■ Directions
Set every record down verbatim and omit the pictures.

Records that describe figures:
— Start —
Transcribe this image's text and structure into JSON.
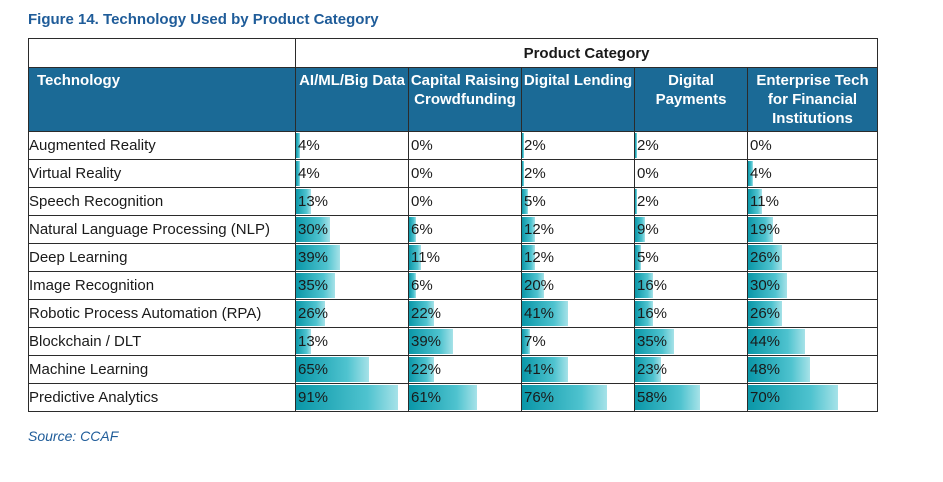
{
  "figure": {
    "title": "Figure 14. Technology Used by Product Category",
    "source": "Source: CCAF"
  },
  "colors": {
    "header_bg": "#1b6a96",
    "title_text": "#1f5c99",
    "bar_start": "#0a97a8",
    "bar_end": "#a6e2e8"
  },
  "chart_data": {
    "type": "table",
    "title": "Figure 14. Technology Used by Product Category",
    "group_header": "Product Category",
    "row_header": "Technology",
    "columns": [
      "AI/ML/Big Data",
      "Capital Raising Crowdfunding",
      "Digital Lending",
      "Digital Payments",
      "Enterprise Tech for Financial Institutions"
    ],
    "rows": [
      {
        "label": "Augmented Reality",
        "values": [
          4,
          0,
          2,
          2,
          0
        ]
      },
      {
        "label": "Virtual Reality",
        "values": [
          4,
          0,
          2,
          0,
          4
        ]
      },
      {
        "label": "Speech Recognition",
        "values": [
          13,
          0,
          5,
          2,
          11
        ]
      },
      {
        "label": "Natural Language Processing (NLP)",
        "values": [
          30,
          6,
          12,
          9,
          19
        ]
      },
      {
        "label": "Deep Learning",
        "values": [
          39,
          11,
          12,
          5,
          26
        ]
      },
      {
        "label": "Image Recognition",
        "values": [
          35,
          6,
          20,
          16,
          30
        ]
      },
      {
        "label": "Robotic Process Automation (RPA)",
        "values": [
          26,
          22,
          41,
          16,
          26
        ]
      },
      {
        "label": "Blockchain / DLT",
        "values": [
          13,
          39,
          7,
          35,
          44
        ]
      },
      {
        "label": "Machine Learning",
        "values": [
          65,
          22,
          41,
          23,
          48
        ]
      },
      {
        "label": "Predictive Analytics",
        "values": [
          91,
          61,
          76,
          58,
          70
        ]
      }
    ],
    "value_suffix": "%",
    "bar_scale_max": 100
  }
}
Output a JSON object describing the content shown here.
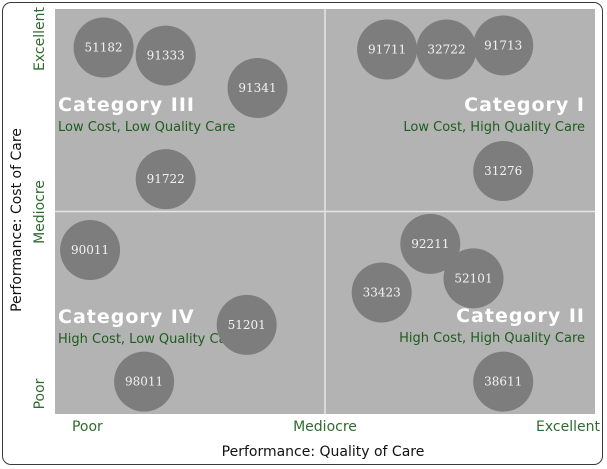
{
  "chart_data": {
    "type": "scatter",
    "title": "",
    "xlabel": "Performance: Quality of Care",
    "ylabel": "Performance: Cost of Care",
    "xlim": [
      0,
      2
    ],
    "ylim": [
      0,
      2
    ],
    "x_ticks": [
      {
        "value": 0.12,
        "label": "Poor"
      },
      {
        "value": 1.0,
        "label": "Mediocre"
      },
      {
        "value": 1.9,
        "label": "Excellent"
      }
    ],
    "y_ticks": [
      {
        "value": 0.1,
        "label": "Poor"
      },
      {
        "value": 1.0,
        "label": "Mediocre"
      },
      {
        "value": 1.85,
        "label": "Excellent"
      }
    ],
    "quadrants": [
      {
        "id": "cat3",
        "title": "Category III",
        "subtitle": "Low Cost, Low Quality Care"
      },
      {
        "id": "cat1",
        "title": "Category I",
        "subtitle": "Low Cost, High Quality Care"
      },
      {
        "id": "cat4",
        "title": "Category IV",
        "subtitle": "High Cost, Low Quality Care"
      },
      {
        "id": "cat2",
        "title": "Category II",
        "subtitle": "High Cost, High Quality Care"
      }
    ],
    "points": [
      {
        "label": "51182",
        "x": 0.18,
        "y": 1.81
      },
      {
        "label": "91333",
        "x": 0.41,
        "y": 1.77
      },
      {
        "label": "91341",
        "x": 0.75,
        "y": 1.61
      },
      {
        "label": "91722",
        "x": 0.41,
        "y": 1.16
      },
      {
        "label": "91711",
        "x": 1.23,
        "y": 1.8
      },
      {
        "label": "32722",
        "x": 1.45,
        "y": 1.8
      },
      {
        "label": "91713",
        "x": 1.66,
        "y": 1.82
      },
      {
        "label": "31276",
        "x": 1.66,
        "y": 1.2
      },
      {
        "label": "90011",
        "x": 0.13,
        "y": 0.81
      },
      {
        "label": "51201",
        "x": 0.71,
        "y": 0.44
      },
      {
        "label": "98011",
        "x": 0.33,
        "y": 0.16
      },
      {
        "label": "92211",
        "x": 1.39,
        "y": 0.84
      },
      {
        "label": "52101",
        "x": 1.55,
        "y": 0.67
      },
      {
        "label": "33423",
        "x": 1.21,
        "y": 0.6
      },
      {
        "label": "38611",
        "x": 1.66,
        "y": 0.16
      }
    ]
  },
  "colors": {
    "plot_background": "#b3b3b3",
    "bubble_fill": "#7d7d7d",
    "bubble_text": "#f2f2f2",
    "divider": "#e6e6e6",
    "category_title": "#ffffff",
    "category_subtitle": "#1e5c1e",
    "tick_text": "#2f6b2f"
  }
}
— End —
■ Worked solution
Transcribe this image's text and structure into JSON.
{
  "figure": {
    "title": "Figure 14. Technology Used by Product Category",
    "source": "Source: CCAF"
  },
  "colors": {
    "header_bg": "#1b6a96",
    "title_text": "#1f5c99",
    "bar_start": "#0a97a8",
    "bar_end": "#a6e2e8"
  },
  "chart_data": {
    "type": "table",
    "title": "Figure 14. Technology Used by Product Category",
    "group_header": "Product Category",
    "row_header": "Technology",
    "columns": [
      "AI/ML/Big Data",
      "Capital Raising Crowdfunding",
      "Digital Lending",
      "Digital Payments",
      "Enterprise Tech for Financial Institutions"
    ],
    "rows": [
      {
        "label": "Augmented Reality",
        "values": [
          4,
          0,
          2,
          2,
          0
        ]
      },
      {
        "label": "Virtual Reality",
        "values": [
          4,
          0,
          2,
          0,
          4
        ]
      },
      {
        "label": "Speech Recognition",
        "values": [
          13,
          0,
          5,
          2,
          11
        ]
      },
      {
        "label": "Natural Language Processing (NLP)",
        "values": [
          30,
          6,
          12,
          9,
          19
        ]
      },
      {
        "label": "Deep Learning",
        "values": [
          39,
          11,
          12,
          5,
          26
        ]
      },
      {
        "label": "Image Recognition",
        "values": [
          35,
          6,
          20,
          16,
          30
        ]
      },
      {
        "label": "Robotic Process Automation (RPA)",
        "values": [
          26,
          22,
          41,
          16,
          26
        ]
      },
      {
        "label": "Blockchain / DLT",
        "values": [
          13,
          39,
          7,
          35,
          44
        ]
      },
      {
        "label": "Machine Learning",
        "values": [
          65,
          22,
          41,
          23,
          48
        ]
      },
      {
        "label": "Predictive Analytics",
        "values": [
          91,
          61,
          76,
          58,
          70
        ]
      }
    ],
    "value_suffix": "%",
    "bar_scale_max": 100
  }
}
Output a JSON object describing the content shown here.
{
  "chart_data": {
    "type": "scatter",
    "title": "",
    "xlabel": "Performance: Quality of Care",
    "ylabel": "Performance: Cost of Care",
    "xlim": [
      0,
      2
    ],
    "ylim": [
      0,
      2
    ],
    "x_ticks": [
      {
        "value": 0.12,
        "label": "Poor"
      },
      {
        "value": 1.0,
        "label": "Mediocre"
      },
      {
        "value": 1.9,
        "label": "Excellent"
      }
    ],
    "y_ticks": [
      {
        "value": 0.1,
        "label": "Poor"
      },
      {
        "value": 1.0,
        "label": "Mediocre"
      },
      {
        "value": 1.85,
        "label": "Excellent"
      }
    ],
    "quadrants": [
      {
        "id": "cat3",
        "title": "Category III",
        "subtitle": "Low Cost, Low Quality Care"
      },
      {
        "id": "cat1",
        "title": "Category I",
        "subtitle": "Low Cost, High Quality Care"
      },
      {
        "id": "cat4",
        "title": "Category IV",
        "subtitle": "High Cost, Low Quality Care"
      },
      {
        "id": "cat2",
        "title": "Category II",
        "subtitle": "High Cost, High Quality Care"
      }
    ],
    "points": [
      {
        "label": "51182",
        "x": 0.18,
        "y": 1.81
      },
      {
        "label": "91333",
        "x": 0.41,
        "y": 1.77
      },
      {
        "label": "91341",
        "x": 0.75,
        "y": 1.61
      },
      {
        "label": "91722",
        "x": 0.41,
        "y": 1.16
      },
      {
        "label": "91711",
        "x": 1.23,
        "y": 1.8
      },
      {
        "label": "32722",
        "x": 1.45,
        "y": 1.8
      },
      {
        "label": "91713",
        "x": 1.66,
        "y": 1.82
      },
      {
        "label": "31276",
        "x": 1.66,
        "y": 1.2
      },
      {
        "label": "90011",
        "x": 0.13,
        "y": 0.81
      },
      {
        "label": "51201",
        "x": 0.71,
        "y": 0.44
      },
      {
        "label": "98011",
        "x": 0.33,
        "y": 0.16
      },
      {
        "label": "92211",
        "x": 1.39,
        "y": 0.84
      },
      {
        "label": "52101",
        "x": 1.55,
        "y": 0.67
      },
      {
        "label": "33423",
        "x": 1.21,
        "y": 0.6
      },
      {
        "label": "38611",
        "x": 1.66,
        "y": 0.16
      }
    ]
  },
  "colors": {
    "plot_background": "#b3b3b3",
    "bubble_fill": "#7d7d7d",
    "bubble_text": "#f2f2f2",
    "divider": "#e6e6e6",
    "category_title": "#ffffff",
    "category_subtitle": "#1e5c1e",
    "tick_text": "#2f6b2f"
  }
}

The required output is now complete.